(Region boundary data)
--------
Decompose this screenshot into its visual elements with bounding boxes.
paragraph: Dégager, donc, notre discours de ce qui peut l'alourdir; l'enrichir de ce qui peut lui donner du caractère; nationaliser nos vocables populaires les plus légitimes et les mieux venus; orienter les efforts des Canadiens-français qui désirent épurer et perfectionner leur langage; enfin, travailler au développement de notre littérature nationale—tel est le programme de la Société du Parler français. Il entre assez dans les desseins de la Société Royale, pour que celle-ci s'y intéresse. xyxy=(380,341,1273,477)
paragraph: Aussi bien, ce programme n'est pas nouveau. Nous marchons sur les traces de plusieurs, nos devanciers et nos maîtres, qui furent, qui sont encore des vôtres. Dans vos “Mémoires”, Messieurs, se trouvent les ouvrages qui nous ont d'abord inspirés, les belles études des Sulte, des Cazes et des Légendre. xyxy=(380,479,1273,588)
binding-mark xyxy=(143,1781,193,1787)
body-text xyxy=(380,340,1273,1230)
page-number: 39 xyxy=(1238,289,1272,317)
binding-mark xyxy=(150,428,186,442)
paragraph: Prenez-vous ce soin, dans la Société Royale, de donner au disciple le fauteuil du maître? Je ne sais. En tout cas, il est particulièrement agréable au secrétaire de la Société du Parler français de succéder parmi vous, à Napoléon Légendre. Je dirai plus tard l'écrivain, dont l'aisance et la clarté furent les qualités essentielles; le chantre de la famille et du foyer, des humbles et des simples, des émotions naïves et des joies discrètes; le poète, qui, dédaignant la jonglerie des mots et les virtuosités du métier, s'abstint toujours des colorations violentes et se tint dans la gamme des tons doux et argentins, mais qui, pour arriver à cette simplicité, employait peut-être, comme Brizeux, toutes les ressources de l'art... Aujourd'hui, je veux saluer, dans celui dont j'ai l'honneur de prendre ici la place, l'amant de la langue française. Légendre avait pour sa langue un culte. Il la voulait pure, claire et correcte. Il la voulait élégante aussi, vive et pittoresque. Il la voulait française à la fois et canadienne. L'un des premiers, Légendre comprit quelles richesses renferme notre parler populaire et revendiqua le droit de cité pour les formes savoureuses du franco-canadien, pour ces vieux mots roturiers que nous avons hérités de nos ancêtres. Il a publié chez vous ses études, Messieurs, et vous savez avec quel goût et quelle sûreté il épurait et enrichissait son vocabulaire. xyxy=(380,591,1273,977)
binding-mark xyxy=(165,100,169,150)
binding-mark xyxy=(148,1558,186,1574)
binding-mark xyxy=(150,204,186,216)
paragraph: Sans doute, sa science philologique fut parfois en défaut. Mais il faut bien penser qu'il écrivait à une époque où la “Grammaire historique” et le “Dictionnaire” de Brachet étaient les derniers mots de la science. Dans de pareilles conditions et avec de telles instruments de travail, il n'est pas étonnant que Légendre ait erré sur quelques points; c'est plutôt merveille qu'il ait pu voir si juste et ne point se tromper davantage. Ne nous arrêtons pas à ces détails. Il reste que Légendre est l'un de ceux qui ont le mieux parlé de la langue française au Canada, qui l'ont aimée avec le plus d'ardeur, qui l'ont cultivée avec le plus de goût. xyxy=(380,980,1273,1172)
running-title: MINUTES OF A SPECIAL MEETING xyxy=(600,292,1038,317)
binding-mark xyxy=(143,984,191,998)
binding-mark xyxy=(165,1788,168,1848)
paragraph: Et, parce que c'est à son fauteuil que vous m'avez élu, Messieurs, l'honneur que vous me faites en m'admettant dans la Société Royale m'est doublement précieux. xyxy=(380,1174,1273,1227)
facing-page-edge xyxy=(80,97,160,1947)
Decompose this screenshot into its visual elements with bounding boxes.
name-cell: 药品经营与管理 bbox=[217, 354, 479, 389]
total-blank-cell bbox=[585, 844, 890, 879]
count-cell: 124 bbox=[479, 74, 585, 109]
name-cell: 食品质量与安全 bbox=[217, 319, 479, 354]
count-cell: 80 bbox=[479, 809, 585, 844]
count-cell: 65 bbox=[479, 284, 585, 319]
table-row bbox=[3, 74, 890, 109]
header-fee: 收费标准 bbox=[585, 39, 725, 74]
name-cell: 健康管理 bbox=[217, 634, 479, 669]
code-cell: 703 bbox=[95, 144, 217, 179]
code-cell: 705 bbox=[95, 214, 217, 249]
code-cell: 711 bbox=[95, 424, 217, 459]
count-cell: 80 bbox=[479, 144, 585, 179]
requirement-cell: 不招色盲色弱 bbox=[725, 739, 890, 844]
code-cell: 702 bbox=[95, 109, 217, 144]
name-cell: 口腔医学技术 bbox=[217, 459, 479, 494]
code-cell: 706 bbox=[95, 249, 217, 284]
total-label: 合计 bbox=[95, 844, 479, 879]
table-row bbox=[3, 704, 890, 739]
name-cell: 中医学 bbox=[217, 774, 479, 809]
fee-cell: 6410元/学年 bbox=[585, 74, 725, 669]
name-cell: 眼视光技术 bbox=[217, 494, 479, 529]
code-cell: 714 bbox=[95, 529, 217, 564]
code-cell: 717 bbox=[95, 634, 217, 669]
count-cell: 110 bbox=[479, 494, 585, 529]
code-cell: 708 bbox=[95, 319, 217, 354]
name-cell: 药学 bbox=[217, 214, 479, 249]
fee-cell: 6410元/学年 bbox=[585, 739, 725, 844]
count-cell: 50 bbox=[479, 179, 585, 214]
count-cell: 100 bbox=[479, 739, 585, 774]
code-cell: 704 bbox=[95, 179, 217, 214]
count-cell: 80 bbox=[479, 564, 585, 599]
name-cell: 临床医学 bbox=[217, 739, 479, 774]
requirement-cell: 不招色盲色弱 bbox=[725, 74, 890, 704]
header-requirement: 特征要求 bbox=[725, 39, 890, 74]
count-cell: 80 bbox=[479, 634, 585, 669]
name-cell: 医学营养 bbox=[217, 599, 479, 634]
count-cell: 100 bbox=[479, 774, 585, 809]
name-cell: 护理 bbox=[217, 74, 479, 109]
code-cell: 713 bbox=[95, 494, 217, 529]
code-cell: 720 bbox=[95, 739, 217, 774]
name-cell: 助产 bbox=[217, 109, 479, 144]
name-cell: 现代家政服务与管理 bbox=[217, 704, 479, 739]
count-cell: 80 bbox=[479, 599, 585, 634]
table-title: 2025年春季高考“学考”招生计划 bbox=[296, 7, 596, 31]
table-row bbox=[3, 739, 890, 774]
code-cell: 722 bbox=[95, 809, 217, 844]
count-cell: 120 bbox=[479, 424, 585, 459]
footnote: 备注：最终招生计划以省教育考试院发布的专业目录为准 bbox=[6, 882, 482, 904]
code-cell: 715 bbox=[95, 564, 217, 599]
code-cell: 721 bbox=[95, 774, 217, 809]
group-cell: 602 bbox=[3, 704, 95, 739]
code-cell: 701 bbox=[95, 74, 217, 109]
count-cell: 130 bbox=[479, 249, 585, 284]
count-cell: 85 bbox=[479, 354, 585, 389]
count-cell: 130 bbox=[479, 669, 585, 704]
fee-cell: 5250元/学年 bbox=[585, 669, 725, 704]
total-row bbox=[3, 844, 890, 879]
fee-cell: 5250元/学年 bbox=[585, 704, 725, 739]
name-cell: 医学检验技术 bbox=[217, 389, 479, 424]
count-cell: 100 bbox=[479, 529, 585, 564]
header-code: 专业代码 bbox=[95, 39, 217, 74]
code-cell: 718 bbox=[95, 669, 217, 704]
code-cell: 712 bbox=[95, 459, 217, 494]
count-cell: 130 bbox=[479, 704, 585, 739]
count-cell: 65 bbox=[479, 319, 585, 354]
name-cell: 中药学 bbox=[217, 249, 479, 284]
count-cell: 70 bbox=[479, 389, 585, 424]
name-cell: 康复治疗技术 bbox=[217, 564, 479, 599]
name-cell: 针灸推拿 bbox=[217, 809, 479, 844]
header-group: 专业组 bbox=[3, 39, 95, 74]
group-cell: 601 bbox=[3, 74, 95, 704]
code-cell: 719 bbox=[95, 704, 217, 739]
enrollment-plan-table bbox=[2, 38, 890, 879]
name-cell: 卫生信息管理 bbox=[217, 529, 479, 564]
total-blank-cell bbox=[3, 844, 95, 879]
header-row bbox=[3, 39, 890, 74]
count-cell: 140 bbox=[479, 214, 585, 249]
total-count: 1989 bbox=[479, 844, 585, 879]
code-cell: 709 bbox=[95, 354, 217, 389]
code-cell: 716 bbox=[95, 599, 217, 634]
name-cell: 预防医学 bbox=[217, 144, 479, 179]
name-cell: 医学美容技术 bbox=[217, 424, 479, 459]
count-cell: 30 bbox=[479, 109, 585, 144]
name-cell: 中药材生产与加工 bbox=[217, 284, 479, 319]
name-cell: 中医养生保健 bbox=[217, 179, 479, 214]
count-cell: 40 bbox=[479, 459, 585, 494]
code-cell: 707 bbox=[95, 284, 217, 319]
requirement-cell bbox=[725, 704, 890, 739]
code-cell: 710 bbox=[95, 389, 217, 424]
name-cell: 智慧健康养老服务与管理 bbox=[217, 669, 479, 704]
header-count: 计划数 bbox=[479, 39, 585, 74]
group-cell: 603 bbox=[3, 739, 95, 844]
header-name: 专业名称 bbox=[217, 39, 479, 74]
--------
_REQUIRED WORK:_
Count the lines of the items above that contain the string "group". Give only the number.

_THE SOLUTION:_
4